Exercise objective:
Determine how many lines include the word "username", then give that number and nothing more.
▼
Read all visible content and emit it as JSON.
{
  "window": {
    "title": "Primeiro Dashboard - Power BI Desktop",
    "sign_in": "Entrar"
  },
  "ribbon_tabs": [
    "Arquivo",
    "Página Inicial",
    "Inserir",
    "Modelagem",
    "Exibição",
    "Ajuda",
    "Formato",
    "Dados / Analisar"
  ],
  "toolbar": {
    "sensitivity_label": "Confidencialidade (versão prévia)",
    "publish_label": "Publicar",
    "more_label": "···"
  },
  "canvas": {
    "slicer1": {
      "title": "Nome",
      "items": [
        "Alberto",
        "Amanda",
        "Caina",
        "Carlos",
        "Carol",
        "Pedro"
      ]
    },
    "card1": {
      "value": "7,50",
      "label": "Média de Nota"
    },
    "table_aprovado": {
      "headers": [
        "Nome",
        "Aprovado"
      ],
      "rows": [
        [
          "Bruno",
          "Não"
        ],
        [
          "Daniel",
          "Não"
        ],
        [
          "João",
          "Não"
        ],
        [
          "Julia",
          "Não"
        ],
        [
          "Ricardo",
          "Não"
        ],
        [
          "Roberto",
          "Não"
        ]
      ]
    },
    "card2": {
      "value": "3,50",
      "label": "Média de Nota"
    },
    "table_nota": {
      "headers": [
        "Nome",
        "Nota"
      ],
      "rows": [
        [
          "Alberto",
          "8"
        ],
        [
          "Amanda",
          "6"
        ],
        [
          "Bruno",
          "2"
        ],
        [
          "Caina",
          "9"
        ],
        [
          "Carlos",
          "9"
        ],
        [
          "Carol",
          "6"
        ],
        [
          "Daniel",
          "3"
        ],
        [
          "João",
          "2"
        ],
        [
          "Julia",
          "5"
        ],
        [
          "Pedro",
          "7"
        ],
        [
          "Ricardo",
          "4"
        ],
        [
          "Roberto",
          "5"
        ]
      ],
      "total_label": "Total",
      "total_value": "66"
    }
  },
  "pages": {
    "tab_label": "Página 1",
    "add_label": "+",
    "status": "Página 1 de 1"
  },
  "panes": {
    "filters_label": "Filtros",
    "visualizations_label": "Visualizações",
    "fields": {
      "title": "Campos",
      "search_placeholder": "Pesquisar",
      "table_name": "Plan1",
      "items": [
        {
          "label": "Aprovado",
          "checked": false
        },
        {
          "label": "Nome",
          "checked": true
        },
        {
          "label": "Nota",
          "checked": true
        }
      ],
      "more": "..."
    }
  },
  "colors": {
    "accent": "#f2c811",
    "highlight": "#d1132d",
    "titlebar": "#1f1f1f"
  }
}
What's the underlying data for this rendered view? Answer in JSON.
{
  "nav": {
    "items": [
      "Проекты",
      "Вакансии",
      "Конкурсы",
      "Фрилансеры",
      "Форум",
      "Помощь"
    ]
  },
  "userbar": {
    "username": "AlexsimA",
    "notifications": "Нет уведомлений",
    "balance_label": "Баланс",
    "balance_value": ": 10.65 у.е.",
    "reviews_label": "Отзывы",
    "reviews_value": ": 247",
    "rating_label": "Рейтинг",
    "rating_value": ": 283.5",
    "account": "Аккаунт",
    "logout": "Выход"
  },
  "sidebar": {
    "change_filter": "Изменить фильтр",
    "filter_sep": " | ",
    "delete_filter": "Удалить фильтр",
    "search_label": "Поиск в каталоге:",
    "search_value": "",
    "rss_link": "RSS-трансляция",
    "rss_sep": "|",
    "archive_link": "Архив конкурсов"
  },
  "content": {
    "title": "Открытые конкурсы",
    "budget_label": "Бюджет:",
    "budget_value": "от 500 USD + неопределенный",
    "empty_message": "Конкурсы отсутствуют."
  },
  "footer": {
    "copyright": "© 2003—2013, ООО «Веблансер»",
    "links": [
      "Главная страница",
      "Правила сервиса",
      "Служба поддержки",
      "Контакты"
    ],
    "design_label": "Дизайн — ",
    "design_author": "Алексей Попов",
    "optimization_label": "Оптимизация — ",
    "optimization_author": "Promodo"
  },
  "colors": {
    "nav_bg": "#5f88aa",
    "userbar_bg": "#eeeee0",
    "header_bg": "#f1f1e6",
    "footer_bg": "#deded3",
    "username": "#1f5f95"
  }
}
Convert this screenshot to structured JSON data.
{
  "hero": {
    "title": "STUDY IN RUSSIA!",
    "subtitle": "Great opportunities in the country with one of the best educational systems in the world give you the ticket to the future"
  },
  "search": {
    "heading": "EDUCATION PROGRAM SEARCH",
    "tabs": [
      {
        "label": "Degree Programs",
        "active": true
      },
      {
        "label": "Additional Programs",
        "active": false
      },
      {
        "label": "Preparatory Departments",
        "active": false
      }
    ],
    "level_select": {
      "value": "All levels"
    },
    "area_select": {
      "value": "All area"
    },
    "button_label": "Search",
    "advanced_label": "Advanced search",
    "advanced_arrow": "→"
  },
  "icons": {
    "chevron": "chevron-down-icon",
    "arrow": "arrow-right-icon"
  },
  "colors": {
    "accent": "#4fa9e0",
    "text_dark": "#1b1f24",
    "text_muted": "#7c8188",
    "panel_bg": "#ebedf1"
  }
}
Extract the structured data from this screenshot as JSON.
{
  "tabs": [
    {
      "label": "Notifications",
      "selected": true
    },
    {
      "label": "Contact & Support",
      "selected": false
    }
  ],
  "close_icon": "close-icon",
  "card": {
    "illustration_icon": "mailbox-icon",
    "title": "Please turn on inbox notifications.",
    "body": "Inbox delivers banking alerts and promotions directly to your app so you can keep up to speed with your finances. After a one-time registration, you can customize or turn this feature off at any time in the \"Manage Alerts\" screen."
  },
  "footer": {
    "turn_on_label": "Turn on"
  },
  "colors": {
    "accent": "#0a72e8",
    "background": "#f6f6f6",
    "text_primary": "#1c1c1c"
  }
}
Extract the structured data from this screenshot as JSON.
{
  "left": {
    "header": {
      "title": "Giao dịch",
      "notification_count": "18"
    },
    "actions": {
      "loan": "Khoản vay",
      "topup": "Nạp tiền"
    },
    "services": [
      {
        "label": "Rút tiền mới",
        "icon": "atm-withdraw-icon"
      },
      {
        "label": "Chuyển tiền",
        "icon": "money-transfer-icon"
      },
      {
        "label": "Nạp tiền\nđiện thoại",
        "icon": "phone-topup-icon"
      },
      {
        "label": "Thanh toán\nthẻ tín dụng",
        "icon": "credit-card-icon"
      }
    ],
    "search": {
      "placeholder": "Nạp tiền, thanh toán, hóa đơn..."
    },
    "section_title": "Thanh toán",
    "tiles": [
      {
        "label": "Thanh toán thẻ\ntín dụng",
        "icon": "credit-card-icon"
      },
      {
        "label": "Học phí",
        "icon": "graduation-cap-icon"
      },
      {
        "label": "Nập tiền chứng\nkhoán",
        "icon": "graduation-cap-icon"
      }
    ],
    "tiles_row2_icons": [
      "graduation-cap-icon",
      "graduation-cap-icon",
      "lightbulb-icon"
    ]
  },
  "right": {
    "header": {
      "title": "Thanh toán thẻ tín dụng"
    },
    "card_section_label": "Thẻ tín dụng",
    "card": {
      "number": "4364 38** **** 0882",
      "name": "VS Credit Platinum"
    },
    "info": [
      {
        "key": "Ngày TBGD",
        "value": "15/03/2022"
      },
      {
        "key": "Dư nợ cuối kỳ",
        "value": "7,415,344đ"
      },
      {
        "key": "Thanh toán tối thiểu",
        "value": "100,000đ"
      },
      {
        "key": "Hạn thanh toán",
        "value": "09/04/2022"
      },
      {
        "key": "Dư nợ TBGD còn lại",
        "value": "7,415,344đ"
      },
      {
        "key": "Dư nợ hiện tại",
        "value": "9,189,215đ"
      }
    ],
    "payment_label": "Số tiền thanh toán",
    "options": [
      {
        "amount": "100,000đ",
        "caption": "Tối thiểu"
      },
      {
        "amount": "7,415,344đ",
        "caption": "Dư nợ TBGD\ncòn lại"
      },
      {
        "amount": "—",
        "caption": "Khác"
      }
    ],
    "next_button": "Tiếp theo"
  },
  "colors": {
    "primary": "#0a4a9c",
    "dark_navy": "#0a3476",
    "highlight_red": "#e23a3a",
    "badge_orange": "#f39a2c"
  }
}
▲
Solution:
2